### Required task:
Give the listing again exactly, omitting its images.

Dataset listings of figures
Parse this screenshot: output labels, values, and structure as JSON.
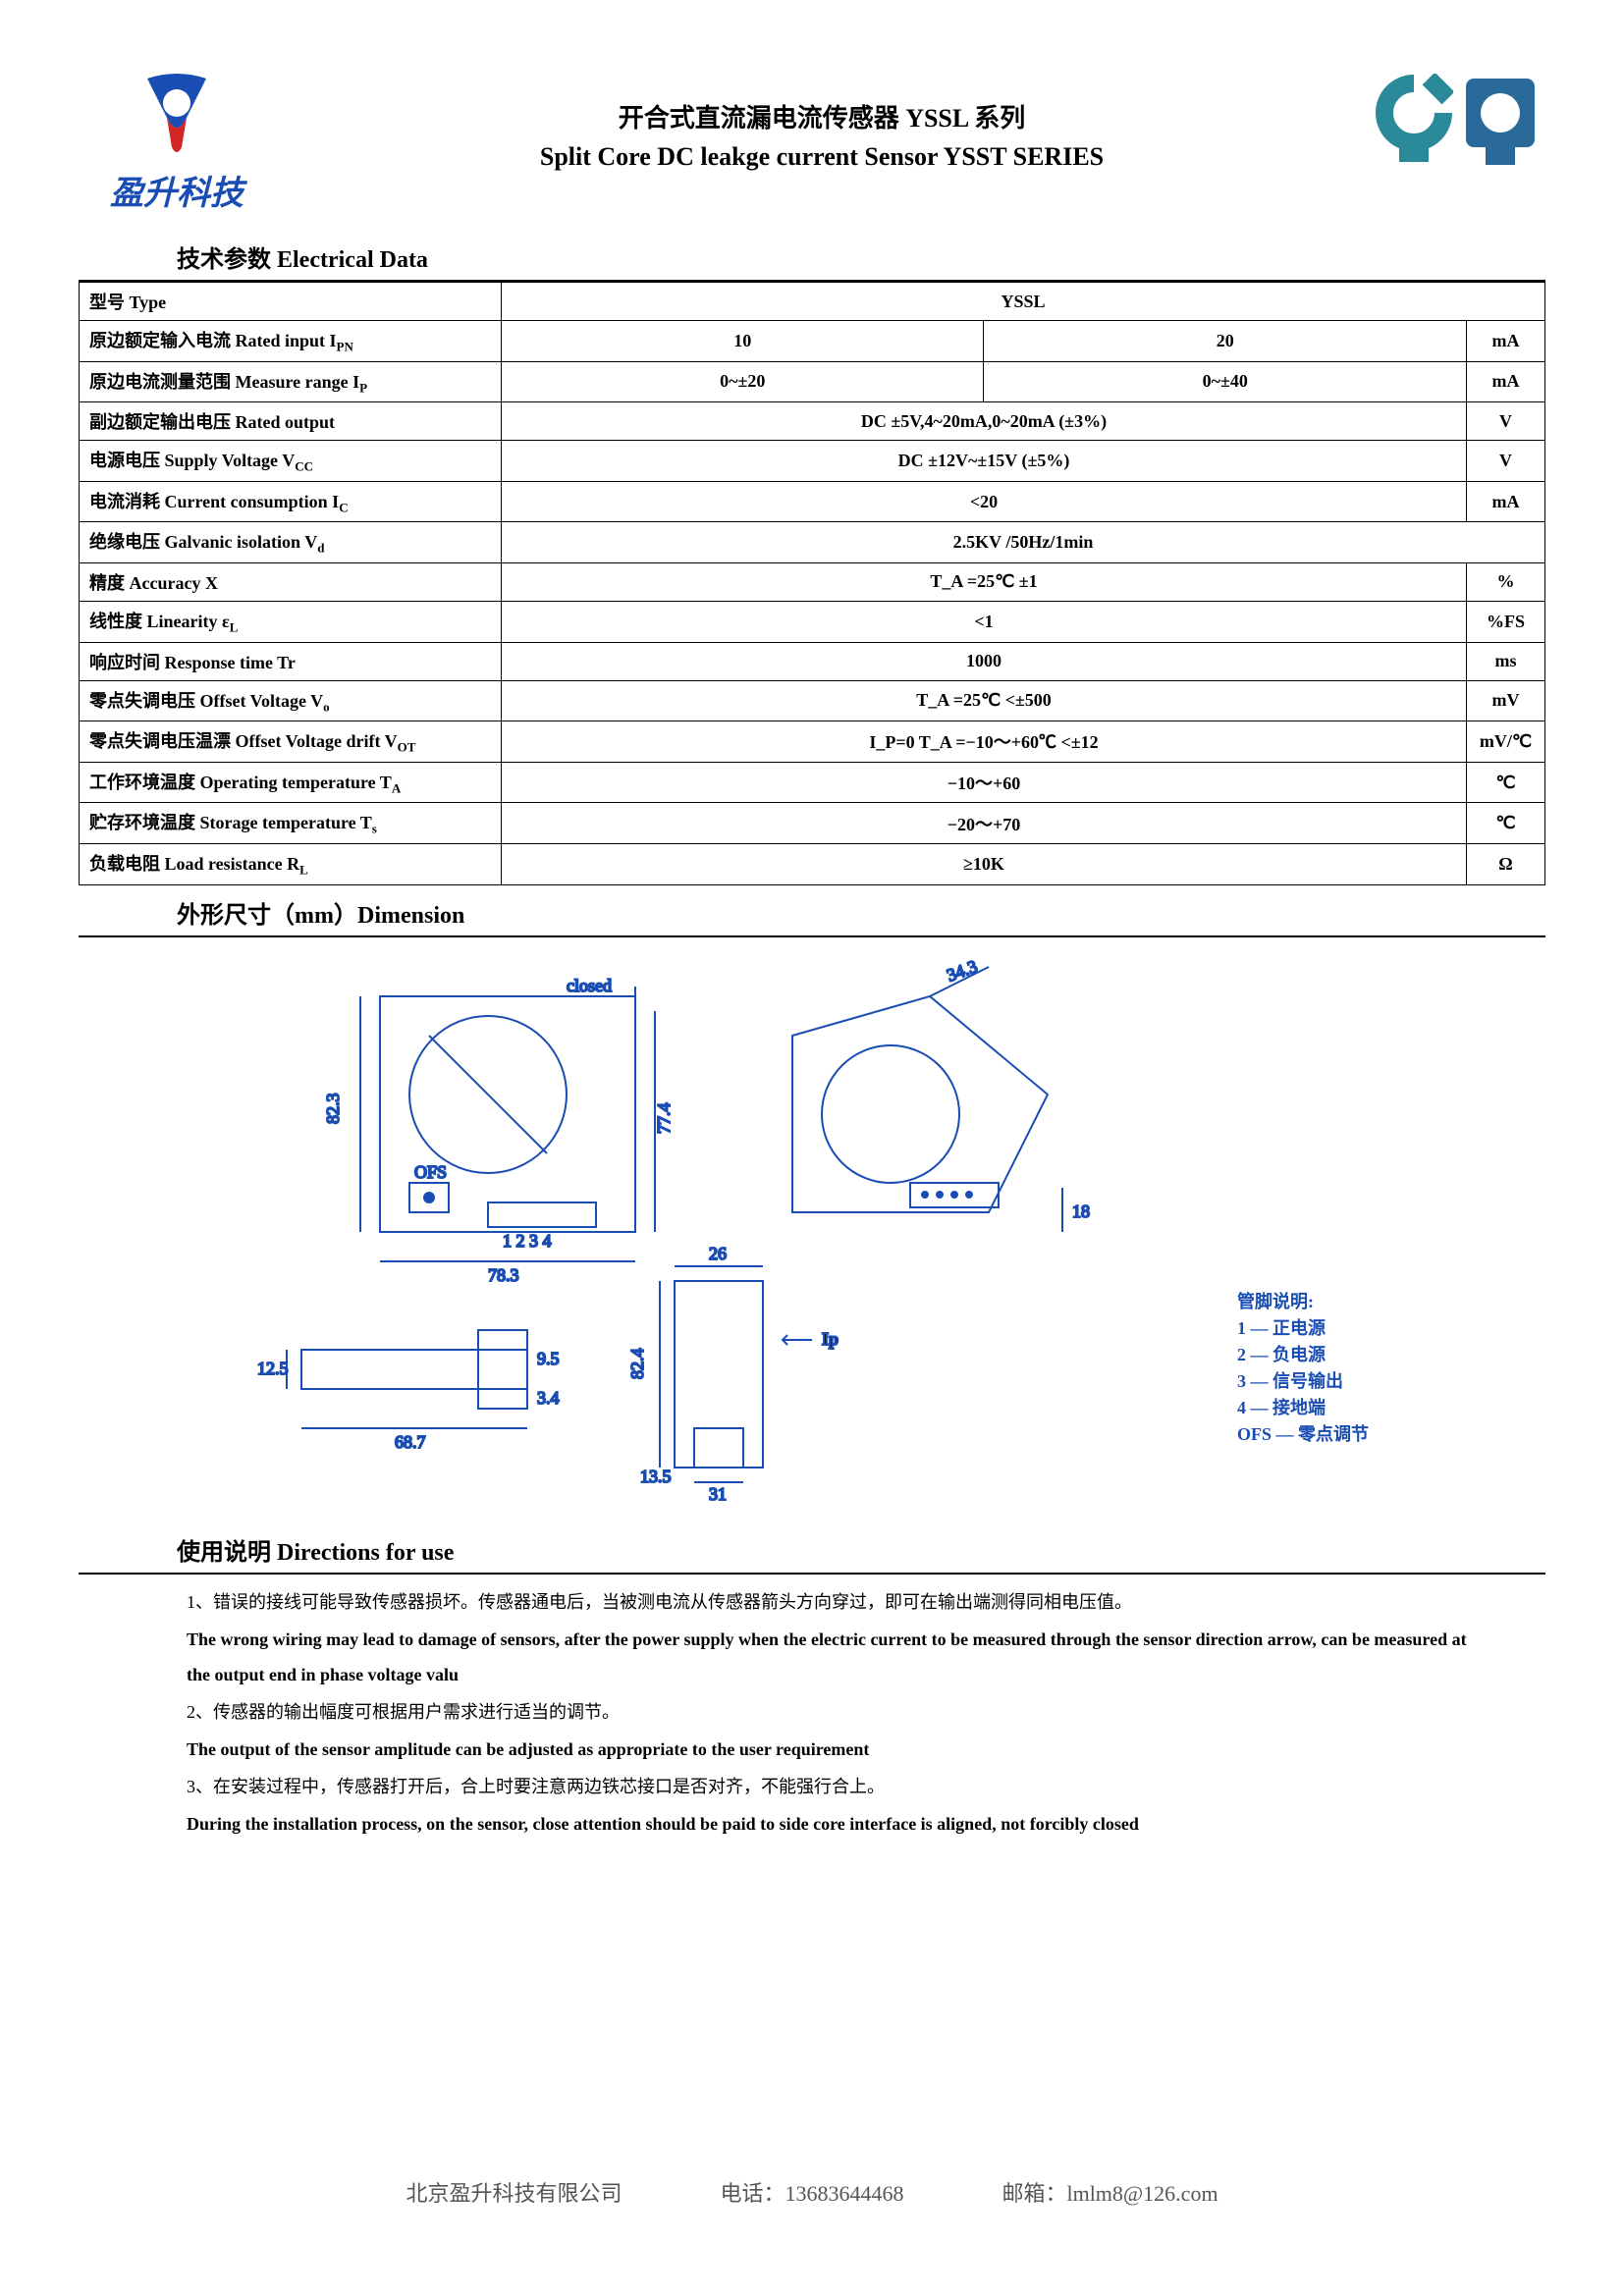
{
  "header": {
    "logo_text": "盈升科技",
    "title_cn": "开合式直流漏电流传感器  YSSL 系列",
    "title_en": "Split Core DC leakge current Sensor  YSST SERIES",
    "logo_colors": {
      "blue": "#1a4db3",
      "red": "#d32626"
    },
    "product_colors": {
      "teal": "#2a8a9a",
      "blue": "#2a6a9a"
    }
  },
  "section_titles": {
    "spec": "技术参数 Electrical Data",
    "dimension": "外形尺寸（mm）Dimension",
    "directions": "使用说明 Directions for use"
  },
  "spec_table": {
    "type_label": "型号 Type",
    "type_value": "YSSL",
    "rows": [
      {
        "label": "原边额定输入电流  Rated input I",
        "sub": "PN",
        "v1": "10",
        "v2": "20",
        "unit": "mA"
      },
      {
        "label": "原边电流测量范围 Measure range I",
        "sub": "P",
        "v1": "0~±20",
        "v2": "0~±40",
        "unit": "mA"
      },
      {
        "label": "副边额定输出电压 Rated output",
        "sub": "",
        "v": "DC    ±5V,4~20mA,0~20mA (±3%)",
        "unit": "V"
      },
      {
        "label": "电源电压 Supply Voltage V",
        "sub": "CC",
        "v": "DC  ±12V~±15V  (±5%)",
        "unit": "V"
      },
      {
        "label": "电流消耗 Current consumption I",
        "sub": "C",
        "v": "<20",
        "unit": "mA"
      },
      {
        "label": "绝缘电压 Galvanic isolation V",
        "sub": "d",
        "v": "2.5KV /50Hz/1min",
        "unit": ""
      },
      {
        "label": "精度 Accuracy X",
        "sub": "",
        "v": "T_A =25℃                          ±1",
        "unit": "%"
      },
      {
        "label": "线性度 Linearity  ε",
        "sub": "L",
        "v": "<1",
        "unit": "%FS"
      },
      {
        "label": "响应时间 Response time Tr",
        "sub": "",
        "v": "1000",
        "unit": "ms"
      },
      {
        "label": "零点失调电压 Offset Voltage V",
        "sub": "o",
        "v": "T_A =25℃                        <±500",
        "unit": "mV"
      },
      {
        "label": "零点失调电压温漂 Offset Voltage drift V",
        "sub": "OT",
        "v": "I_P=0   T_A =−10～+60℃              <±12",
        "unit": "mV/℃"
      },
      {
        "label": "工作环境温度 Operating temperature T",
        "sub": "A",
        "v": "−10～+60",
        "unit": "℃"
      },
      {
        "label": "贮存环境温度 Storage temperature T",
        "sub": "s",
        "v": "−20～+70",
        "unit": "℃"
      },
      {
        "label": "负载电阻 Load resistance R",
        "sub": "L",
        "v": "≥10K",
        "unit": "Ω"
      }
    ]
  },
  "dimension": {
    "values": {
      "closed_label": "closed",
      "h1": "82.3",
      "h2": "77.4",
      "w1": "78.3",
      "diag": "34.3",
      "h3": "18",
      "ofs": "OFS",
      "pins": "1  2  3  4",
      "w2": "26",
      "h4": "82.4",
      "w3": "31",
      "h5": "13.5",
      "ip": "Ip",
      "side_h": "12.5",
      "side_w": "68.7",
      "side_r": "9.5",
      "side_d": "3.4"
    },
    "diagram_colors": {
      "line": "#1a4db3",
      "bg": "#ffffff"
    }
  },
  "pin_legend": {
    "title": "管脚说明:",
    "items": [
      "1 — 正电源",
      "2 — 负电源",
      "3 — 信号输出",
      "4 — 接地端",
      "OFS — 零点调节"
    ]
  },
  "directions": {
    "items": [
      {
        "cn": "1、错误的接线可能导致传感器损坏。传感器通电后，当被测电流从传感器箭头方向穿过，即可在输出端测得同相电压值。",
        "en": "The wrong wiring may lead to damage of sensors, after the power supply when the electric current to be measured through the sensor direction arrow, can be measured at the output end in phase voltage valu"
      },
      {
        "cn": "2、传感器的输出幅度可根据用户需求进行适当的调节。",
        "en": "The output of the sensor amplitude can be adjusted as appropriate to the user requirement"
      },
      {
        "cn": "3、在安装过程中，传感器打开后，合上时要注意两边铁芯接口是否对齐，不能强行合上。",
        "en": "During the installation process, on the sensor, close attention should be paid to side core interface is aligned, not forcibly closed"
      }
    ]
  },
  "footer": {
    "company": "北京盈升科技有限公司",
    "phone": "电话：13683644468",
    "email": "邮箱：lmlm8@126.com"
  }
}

### Response to this exercise:
Parse this screenshot: output labels, values, and structure as JSON.
{
  "header": {
    "logo_text": "盈升科技",
    "title_cn": "开合式直流漏电流传感器  YSSL 系列",
    "title_en": "Split Core DC leakge current Sensor  YSST SERIES",
    "logo_colors": {
      "blue": "#1a4db3",
      "red": "#d32626"
    },
    "product_colors": {
      "teal": "#2a8a9a",
      "blue": "#2a6a9a"
    }
  },
  "section_titles": {
    "spec": "技术参数 Electrical Data",
    "dimension": "外形尺寸（mm）Dimension",
    "directions": "使用说明 Directions for use"
  },
  "spec_table": {
    "type_label": "型号 Type",
    "type_value": "YSSL",
    "rows": [
      {
        "label": "原边额定输入电流  Rated input I",
        "sub": "PN",
        "v1": "10",
        "v2": "20",
        "unit": "mA"
      },
      {
        "label": "原边电流测量范围 Measure range I",
        "sub": "P",
        "v1": "0~±20",
        "v2": "0~±40",
        "unit": "mA"
      },
      {
        "label": "副边额定输出电压 Rated output",
        "sub": "",
        "v": "DC    ±5V,4~20mA,0~20mA (±3%)",
        "unit": "V"
      },
      {
        "label": "电源电压 Supply Voltage V",
        "sub": "CC",
        "v": "DC  ±12V~±15V  (±5%)",
        "unit": "V"
      },
      {
        "label": "电流消耗 Current consumption I",
        "sub": "C",
        "v": "<20",
        "unit": "mA"
      },
      {
        "label": "绝缘电压 Galvanic isolation V",
        "sub": "d",
        "v": "2.5KV /50Hz/1min",
        "unit": ""
      },
      {
        "label": "精度 Accuracy X",
        "sub": "",
        "v": "T_A =25℃                          ±1",
        "unit": "%"
      },
      {
        "label": "线性度 Linearity  ε",
        "sub": "L",
        "v": "<1",
        "unit": "%FS"
      },
      {
        "label": "响应时间 Response time Tr",
        "sub": "",
        "v": "1000",
        "unit": "ms"
      },
      {
        "label": "零点失调电压 Offset Voltage V",
        "sub": "o",
        "v": "T_A =25℃                        <±500",
        "unit": "mV"
      },
      {
        "label": "零点失调电压温漂 Offset Voltage drift V",
        "sub": "OT",
        "v": "I_P=0   T_A =−10～+60℃              <±12",
        "unit": "mV/℃"
      },
      {
        "label": "工作环境温度 Operating temperature T",
        "sub": "A",
        "v": "−10～+60",
        "unit": "℃"
      },
      {
        "label": "贮存环境温度 Storage temperature T",
        "sub": "s",
        "v": "−20～+70",
        "unit": "℃"
      },
      {
        "label": "负载电阻 Load resistance R",
        "sub": "L",
        "v": "≥10K",
        "unit": "Ω"
      }
    ]
  },
  "dimension": {
    "values": {
      "closed_label": "closed",
      "h1": "82.3",
      "h2": "77.4",
      "w1": "78.3",
      "diag": "34.3",
      "h3": "18",
      "ofs": "OFS",
      "pins": "1  2  3  4",
      "w2": "26",
      "h4": "82.4",
      "w3": "31",
      "h5": "13.5",
      "ip": "Ip",
      "side_h": "12.5",
      "side_w": "68.7",
      "side_r": "9.5",
      "side_d": "3.4"
    },
    "diagram_colors": {
      "line": "#1a4db3",
      "bg": "#ffffff"
    }
  },
  "pin_legend": {
    "title": "管脚说明:",
    "items": [
      "1 — 正电源",
      "2 — 负电源",
      "3 — 信号输出",
      "4 — 接地端",
      "OFS — 零点调节"
    ]
  },
  "directions": {
    "items": [
      {
        "cn": "1、错误的接线可能导致传感器损坏。传感器通电后，当被测电流从传感器箭头方向穿过，即可在输出端测得同相电压值。",
        "en": "The wrong wiring may lead to damage of sensors, after the power supply when the electric current to be measured through the sensor direction arrow, can be measured at the output end in phase voltage valu"
      },
      {
        "cn": "2、传感器的输出幅度可根据用户需求进行适当的调节。",
        "en": "The output of the sensor amplitude can be adjusted as appropriate to the user requirement"
      },
      {
        "cn": "3、在安装过程中，传感器打开后，合上时要注意两边铁芯接口是否对齐，不能强行合上。",
        "en": "During the installation process, on the sensor, close attention should be paid to side core interface is aligned, not forcibly closed"
      }
    ]
  },
  "footer": {
    "company": "北京盈升科技有限公司",
    "phone": "电话：13683644468",
    "email": "邮箱：lmlm8@126.com"
  }
}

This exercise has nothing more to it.